#### Material provided ####
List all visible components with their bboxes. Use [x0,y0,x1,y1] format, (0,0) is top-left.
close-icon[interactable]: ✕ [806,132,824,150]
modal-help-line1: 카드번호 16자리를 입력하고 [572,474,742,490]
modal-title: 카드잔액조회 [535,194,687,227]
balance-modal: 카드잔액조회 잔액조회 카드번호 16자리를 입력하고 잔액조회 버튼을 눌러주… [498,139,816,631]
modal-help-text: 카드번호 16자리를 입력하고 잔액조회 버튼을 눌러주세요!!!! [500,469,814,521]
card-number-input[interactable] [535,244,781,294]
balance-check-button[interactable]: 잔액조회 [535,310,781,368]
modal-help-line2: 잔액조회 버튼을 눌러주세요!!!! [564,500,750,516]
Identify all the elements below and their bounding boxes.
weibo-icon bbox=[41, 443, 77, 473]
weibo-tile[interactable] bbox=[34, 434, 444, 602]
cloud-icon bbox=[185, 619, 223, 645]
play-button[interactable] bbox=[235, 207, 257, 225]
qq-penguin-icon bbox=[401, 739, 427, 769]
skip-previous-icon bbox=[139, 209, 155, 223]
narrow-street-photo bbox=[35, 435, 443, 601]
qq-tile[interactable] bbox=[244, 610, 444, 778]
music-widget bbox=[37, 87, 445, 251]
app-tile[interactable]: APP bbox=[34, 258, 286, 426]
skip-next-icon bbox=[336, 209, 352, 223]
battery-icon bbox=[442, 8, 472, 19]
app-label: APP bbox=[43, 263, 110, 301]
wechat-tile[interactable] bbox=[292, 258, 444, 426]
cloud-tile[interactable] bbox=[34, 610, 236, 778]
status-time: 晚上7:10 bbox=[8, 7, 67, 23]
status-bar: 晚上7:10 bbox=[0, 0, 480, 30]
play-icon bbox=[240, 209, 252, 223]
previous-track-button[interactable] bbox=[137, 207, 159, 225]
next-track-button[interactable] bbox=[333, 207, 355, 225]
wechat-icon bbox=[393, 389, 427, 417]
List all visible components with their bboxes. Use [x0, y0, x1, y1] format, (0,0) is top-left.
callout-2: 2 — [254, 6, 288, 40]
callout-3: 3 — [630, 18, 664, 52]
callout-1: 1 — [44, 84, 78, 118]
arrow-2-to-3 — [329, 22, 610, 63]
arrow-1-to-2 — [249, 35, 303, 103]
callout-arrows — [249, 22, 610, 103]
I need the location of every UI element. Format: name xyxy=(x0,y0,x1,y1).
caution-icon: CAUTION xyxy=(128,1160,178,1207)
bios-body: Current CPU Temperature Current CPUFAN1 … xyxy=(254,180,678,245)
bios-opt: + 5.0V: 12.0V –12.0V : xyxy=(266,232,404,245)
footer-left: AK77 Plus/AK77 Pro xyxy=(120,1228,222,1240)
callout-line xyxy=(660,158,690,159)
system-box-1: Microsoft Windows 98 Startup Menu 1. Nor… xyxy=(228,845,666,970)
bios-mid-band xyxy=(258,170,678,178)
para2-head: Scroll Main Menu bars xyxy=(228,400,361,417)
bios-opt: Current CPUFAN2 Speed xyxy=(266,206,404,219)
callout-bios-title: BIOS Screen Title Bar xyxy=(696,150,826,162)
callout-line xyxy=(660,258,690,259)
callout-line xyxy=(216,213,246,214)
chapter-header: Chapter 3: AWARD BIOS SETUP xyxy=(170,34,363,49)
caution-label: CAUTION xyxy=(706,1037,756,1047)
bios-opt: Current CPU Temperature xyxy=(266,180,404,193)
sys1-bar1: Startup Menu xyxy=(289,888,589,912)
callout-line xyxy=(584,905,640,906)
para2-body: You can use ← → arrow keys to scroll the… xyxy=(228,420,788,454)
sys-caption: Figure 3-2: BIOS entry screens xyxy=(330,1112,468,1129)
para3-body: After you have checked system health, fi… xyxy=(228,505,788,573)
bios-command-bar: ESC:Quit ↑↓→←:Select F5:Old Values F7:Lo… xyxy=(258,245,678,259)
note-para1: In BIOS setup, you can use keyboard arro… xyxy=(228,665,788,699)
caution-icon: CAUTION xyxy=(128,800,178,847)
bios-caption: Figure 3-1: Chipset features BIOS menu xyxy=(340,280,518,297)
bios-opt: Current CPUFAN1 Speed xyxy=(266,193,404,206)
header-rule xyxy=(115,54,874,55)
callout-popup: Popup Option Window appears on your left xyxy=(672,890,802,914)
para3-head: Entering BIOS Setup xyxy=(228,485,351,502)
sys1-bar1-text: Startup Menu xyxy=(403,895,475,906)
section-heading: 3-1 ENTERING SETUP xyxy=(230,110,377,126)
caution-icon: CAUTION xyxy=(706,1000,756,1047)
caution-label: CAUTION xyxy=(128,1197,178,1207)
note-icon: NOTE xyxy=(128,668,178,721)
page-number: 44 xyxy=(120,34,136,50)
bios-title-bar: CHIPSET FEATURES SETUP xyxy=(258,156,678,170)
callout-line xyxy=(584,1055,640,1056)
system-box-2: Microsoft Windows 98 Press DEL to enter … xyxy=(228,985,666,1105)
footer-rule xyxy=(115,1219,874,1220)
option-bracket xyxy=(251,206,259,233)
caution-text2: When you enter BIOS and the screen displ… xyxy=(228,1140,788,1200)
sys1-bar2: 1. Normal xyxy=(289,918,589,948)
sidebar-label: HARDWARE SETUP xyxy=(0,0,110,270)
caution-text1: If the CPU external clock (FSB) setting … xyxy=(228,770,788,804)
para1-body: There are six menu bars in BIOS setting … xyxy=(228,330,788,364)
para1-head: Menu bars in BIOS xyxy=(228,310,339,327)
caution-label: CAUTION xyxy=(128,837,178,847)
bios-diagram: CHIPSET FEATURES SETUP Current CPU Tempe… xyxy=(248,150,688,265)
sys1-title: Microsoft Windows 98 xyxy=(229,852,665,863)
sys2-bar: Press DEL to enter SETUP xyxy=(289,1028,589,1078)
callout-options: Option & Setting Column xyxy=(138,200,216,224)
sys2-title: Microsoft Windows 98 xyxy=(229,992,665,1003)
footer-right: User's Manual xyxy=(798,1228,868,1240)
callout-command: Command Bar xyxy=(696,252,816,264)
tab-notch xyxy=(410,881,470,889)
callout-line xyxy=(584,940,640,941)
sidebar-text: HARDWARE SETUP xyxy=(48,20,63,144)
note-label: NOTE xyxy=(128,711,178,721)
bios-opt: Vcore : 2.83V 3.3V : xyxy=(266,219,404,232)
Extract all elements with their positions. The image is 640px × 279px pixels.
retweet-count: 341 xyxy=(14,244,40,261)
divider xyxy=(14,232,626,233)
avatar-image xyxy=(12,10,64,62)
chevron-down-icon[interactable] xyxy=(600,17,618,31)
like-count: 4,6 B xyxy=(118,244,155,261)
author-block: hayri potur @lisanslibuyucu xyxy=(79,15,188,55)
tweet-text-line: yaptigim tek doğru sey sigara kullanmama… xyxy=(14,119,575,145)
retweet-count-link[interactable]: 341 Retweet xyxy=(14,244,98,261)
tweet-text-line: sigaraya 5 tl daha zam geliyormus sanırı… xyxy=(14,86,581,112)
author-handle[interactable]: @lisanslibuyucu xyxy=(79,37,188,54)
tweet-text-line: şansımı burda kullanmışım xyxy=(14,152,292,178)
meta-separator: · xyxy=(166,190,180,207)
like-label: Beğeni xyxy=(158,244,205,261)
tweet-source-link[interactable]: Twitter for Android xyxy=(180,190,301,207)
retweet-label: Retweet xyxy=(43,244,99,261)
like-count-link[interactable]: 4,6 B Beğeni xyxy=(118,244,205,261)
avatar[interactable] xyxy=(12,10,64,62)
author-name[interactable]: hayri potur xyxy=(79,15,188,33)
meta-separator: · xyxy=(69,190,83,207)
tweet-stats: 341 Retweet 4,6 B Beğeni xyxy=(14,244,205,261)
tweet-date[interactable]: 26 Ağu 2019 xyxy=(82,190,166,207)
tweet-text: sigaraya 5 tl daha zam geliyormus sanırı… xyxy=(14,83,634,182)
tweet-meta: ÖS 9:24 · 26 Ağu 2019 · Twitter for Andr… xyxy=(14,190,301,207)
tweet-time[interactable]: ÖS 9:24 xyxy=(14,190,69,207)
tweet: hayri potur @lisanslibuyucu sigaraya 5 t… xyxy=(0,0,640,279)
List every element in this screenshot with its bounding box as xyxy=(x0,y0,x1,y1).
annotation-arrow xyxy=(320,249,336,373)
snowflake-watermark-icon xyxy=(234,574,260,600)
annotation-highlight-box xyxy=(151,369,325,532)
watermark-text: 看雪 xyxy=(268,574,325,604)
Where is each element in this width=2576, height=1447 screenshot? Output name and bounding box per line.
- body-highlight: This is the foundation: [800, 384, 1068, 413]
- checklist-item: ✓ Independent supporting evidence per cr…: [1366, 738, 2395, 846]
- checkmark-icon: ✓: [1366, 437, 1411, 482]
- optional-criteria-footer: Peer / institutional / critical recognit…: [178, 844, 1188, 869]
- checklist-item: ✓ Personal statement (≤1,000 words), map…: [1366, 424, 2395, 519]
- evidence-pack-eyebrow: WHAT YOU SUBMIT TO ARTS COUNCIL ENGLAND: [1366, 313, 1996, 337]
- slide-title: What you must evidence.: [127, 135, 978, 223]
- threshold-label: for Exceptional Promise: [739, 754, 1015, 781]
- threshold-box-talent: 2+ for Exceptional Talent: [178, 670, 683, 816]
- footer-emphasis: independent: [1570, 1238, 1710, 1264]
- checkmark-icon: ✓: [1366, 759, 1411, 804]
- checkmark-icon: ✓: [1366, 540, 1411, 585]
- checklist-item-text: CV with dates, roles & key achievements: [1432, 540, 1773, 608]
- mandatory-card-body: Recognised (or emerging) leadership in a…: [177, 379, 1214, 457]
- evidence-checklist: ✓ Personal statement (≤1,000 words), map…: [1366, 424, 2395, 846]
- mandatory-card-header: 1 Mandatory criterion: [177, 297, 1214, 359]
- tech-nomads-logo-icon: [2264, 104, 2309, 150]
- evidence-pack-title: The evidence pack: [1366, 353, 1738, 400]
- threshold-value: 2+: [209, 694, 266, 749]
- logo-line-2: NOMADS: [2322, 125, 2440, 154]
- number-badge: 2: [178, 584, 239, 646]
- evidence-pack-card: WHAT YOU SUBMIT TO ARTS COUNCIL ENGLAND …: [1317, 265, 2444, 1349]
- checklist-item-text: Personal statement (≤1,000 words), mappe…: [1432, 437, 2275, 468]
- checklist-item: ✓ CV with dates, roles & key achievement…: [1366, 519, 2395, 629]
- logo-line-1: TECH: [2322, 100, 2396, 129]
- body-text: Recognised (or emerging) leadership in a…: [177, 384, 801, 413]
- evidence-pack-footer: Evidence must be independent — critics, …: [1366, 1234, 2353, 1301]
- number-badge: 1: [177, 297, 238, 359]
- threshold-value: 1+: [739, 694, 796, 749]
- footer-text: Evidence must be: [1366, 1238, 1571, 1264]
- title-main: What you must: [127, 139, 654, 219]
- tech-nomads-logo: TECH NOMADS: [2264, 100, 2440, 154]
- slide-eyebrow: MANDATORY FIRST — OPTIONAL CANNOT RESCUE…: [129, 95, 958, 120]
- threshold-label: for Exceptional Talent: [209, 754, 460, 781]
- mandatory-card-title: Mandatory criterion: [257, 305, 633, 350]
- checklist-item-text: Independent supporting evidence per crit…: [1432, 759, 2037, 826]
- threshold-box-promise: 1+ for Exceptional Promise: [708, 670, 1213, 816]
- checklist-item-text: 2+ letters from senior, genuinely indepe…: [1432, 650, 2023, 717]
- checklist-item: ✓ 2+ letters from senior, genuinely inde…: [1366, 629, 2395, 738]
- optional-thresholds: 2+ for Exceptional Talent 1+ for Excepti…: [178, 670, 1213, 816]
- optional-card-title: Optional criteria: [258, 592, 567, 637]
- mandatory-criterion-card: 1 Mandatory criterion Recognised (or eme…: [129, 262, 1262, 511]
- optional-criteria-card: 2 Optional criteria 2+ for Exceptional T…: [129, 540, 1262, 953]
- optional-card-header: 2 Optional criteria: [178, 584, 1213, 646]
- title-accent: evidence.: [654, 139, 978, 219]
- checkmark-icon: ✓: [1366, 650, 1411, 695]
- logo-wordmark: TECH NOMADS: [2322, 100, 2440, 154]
####
Work instructions: Please give the records from the start through the line containing "modal-title: 카드잔액조회 [535,194,687,227]" as a JSON list of strings, one per line, with blank lines left out.

Correct answer:
[
  "List all visible components with their bboxes. Use [x0,y0,x1,y1] format, (0,0) is top-left.",
  "close-icon[interactable]: ✕ [806,132,824,150]",
  "modal-help-line1: 카드번호 16자리를 입력하고 [572,474,742,490]",
  "modal-title: 카드잔액조회 [535,194,687,227]"
]